--- Provided records ---
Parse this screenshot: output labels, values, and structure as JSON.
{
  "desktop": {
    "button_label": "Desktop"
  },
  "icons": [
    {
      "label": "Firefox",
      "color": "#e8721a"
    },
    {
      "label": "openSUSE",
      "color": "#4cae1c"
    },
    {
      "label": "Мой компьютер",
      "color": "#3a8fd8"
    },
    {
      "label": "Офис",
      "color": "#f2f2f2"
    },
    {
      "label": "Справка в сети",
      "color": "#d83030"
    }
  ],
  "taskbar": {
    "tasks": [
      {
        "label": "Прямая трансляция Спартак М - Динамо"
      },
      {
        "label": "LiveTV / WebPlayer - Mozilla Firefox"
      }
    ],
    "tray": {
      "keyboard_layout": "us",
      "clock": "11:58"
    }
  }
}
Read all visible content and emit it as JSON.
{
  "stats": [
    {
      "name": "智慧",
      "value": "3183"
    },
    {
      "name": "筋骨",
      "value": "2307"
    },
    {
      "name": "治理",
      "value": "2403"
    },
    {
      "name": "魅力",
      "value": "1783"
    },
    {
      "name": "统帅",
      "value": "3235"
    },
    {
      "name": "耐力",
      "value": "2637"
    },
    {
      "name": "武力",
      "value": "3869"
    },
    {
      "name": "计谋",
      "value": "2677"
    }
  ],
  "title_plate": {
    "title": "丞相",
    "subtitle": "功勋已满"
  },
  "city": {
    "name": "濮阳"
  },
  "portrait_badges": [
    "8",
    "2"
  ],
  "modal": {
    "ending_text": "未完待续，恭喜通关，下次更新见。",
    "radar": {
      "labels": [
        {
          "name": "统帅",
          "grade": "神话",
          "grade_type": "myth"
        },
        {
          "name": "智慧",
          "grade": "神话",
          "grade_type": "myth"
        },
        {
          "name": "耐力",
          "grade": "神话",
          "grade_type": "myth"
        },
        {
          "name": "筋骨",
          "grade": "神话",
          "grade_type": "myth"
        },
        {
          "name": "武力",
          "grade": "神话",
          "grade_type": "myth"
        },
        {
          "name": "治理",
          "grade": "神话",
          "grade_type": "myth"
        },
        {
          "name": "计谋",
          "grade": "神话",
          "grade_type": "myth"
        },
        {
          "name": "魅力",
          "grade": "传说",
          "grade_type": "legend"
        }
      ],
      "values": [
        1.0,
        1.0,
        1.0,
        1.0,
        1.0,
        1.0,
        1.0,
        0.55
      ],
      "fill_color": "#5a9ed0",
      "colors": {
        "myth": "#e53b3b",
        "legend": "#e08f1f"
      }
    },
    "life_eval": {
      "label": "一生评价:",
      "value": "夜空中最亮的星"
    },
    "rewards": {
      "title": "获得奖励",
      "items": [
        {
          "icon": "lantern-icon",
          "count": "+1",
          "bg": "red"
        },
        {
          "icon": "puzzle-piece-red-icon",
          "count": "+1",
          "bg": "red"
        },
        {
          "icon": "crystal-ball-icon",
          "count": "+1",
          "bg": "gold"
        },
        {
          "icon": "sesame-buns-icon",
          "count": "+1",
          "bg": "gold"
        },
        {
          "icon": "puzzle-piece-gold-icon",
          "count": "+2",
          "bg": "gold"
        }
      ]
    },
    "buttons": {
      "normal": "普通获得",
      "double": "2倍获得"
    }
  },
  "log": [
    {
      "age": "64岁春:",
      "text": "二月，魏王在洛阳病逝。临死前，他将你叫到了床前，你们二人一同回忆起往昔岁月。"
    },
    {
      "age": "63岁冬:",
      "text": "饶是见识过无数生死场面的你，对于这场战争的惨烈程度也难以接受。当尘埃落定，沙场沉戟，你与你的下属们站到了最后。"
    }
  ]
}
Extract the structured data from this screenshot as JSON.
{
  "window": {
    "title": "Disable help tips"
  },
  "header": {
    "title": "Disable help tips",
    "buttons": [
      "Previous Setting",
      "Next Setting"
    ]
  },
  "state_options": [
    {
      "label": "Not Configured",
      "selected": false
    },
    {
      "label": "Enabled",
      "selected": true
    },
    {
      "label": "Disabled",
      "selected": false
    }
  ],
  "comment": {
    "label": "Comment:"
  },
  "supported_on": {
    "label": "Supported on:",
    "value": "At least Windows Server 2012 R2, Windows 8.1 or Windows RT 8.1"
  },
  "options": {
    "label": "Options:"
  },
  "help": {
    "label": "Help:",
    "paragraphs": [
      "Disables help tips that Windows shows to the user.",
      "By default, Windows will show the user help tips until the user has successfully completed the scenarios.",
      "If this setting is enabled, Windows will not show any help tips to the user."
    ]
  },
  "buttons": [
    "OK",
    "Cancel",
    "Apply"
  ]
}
---
Find all lines holding the string "values" and copy them.

| Output below |
Parse this screenshot: output labels, values, and structure as JSON.
      "values": [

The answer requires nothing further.